WHAT YOU WILL DO: From the listing below, extract every line in which the word "purpose" appears.

Stored items:
---
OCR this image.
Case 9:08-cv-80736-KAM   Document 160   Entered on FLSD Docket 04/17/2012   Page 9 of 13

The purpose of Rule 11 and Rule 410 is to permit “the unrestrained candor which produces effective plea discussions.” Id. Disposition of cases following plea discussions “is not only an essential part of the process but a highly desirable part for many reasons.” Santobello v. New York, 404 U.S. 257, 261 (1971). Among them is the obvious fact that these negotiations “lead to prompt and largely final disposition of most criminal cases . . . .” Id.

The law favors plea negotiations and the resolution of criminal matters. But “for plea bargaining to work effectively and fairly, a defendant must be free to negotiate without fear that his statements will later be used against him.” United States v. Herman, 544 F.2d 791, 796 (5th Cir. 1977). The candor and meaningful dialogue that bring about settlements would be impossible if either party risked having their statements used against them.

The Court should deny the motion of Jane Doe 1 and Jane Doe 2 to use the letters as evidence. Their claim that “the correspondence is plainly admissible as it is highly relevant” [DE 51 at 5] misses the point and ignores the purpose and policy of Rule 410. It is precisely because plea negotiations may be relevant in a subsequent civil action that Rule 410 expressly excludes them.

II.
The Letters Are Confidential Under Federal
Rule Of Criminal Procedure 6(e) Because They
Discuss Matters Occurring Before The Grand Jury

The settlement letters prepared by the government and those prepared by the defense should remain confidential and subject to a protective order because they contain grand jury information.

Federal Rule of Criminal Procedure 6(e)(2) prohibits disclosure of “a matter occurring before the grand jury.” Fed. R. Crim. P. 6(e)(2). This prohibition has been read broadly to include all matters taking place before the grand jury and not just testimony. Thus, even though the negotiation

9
---
EXERCISE ANSWER:
The purpose of Rule 11 and Rule 410 is to permit “the unrestrained candor which produces effective plea discussions.” Id. Disposition of cases following plea discussions “is not only an essential part of the process but a highly desirable part for many reasons.” Santobello v. New York, 404 U.S. 257, 261 (1971). Among them is the obvious fact that these negotiations “lead to prompt and largely final disposition of most criminal cases . . . .” Id.
The Court should deny the motion of Jane Doe 1 and Jane Doe 2 to use the letters as evidence. Their claim that “the correspondence is plainly admissible as it is highly relevant” [DE 51 at 5] misses the point and ignores the purpose and policy of Rule 410. It is precisely because plea negotiations may be relevant in a subsequent civil action that Rule 410 expressly excludes them.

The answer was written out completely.